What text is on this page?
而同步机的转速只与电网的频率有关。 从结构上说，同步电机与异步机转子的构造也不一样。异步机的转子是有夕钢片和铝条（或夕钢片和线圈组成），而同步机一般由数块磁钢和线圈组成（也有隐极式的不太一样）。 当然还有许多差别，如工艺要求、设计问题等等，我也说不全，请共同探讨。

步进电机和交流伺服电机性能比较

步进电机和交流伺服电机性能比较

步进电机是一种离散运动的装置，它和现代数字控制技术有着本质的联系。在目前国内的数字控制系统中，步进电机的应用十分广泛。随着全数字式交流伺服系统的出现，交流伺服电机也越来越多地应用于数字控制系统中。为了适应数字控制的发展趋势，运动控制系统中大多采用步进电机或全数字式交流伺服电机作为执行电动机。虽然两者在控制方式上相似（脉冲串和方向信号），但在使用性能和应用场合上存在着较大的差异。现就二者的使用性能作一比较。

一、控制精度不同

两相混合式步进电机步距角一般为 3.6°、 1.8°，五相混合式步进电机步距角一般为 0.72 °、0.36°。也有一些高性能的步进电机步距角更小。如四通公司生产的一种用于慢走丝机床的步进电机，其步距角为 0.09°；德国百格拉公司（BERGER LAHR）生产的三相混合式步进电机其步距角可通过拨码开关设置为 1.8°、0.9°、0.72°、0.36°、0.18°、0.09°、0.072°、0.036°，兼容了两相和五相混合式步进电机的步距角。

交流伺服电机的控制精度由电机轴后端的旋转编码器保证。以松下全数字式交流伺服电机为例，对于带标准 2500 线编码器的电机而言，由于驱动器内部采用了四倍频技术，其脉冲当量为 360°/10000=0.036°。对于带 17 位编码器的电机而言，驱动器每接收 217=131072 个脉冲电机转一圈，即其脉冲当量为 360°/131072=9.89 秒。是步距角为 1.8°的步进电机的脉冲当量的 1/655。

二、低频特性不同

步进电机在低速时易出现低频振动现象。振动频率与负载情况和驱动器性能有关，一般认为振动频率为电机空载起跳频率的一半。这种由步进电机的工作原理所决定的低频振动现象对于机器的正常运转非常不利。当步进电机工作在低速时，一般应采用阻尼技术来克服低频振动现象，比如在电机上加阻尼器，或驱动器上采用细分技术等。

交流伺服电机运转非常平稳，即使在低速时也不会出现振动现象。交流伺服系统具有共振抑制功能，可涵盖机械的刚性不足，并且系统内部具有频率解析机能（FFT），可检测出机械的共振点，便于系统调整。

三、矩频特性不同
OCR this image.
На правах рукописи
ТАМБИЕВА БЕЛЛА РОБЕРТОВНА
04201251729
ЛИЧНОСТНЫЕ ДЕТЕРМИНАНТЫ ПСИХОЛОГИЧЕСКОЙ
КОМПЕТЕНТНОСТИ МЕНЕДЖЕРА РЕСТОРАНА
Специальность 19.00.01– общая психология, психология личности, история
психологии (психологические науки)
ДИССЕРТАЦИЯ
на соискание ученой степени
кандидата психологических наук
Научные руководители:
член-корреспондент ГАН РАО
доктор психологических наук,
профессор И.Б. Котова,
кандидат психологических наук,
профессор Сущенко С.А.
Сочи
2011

◆ **WHAT IS ASKED**
Transcribe every record above exactly as it appears.

◆ **ANSWER FOR THIS EXERCISE**
What text is on this page?
而同步机的转速只与电网的频率有关。 从结构上说，同步电机与异步机转子的构造也不一样。异步机的转子是有夕钢片和铝条（或夕钢片和线圈组成），而同步机一般由数块磁钢和线圈组成（也有隐极式的不太一样）。 当然还有许多差别，如工艺要求、设计问题等等，我也说不全，请共同探讨。

步进电机和交流伺服电机性能比较

步进电机和交流伺服电机性能比较

步进电机是一种离散运动的装置，它和现代数字控制技术有着本质的联系。在目前国内的数字控制系统中，步进电机的应用十分广泛。随着全数字式交流伺服系统的出现，交流伺服电机也越来越多地应用于数字控制系统中。为了适应数字控制的发展趋势，运动控制系统中大多采用步进电机或全数字式交流伺服电机作为执行电动机。虽然两者在控制方式上相似（脉冲串和方向信号），但在使用性能和应用场合上存在着较大的差异。现就二者的使用性能作一比较。

一、控制精度不同

两相混合式步进电机步距角一般为 3.6°、 1.8°，五相混合式步进电机步距角一般为 0.72 °、0.36°。也有一些高性能的步进电机步距角更小。如四通公司生产的一种用于慢走丝机床的步进电机，其步距角为 0.09°；德国百格拉公司（BERGER LAHR）生产的三相混合式步进电机其步距角可通过拨码开关设置为 1.8°、0.9°、0.72°、0.36°、0.18°、0.09°、0.072°、0.036°，兼容了两相和五相混合式步进电机的步距角。

交流伺服电机的控制精度由电机轴后端的旋转编码器保证。以松下全数字式交流伺服电机为例，对于带标准 2500 线编码器的电机而言，由于驱动器内部采用了四倍频技术，其脉冲当量为 360°/10000=0.036°。对于带 17 位编码器的电机而言，驱动器每接收 217=131072 个脉冲电机转一圈，即其脉冲当量为 360°/131072=9.89 秒。是步距角为 1.8°的步进电机的脉冲当量的 1/655。

二、低频特性不同

步进电机在低速时易出现低频振动现象。振动频率与负载情况和驱动器性能有关，一般认为振动频率为电机空载起跳频率的一半。这种由步进电机的工作原理所决定的低频振动现象对于机器的正常运转非常不利。当步进电机工作在低速时，一般应采用阻尼技术来克服低频振动现象，比如在电机上加阻尼器，或驱动器上采用细分技术等。

交流伺服电机运转非常平稳，即使在低速时也不会出现振动现象。交流伺服系统具有共振抑制功能，可涵盖机械的刚性不足，并且系统内部具有频率解析机能（FFT），可检测出机械的共振点，便于系统调整。

三、矩频特性不同
OCR this image.
На правах рукописи
ТАМБИЕВА БЕЛЛА РОБЕРТОВНА
04201251729
ЛИЧНОСТНЫЕ ДЕТЕРМИНАНТЫ ПСИХОЛОГИЧЕСКОЙ
КОМПЕТЕНТНОСТИ МЕНЕДЖЕРА РЕСТОРАНА
Специальность 19.00.01– общая психология, психология личности, история
психологии (психологические науки)
ДИССЕРТАЦИЯ
на соискание ученой степени
кандидата психологических наук
Научные руководители:
член-корреспондент ГАН РАО
доктор психологических наук,
профессор И.Б. Котова,
кандидат психологических наук,
профессор Сущенко С.А.
Сочи
2011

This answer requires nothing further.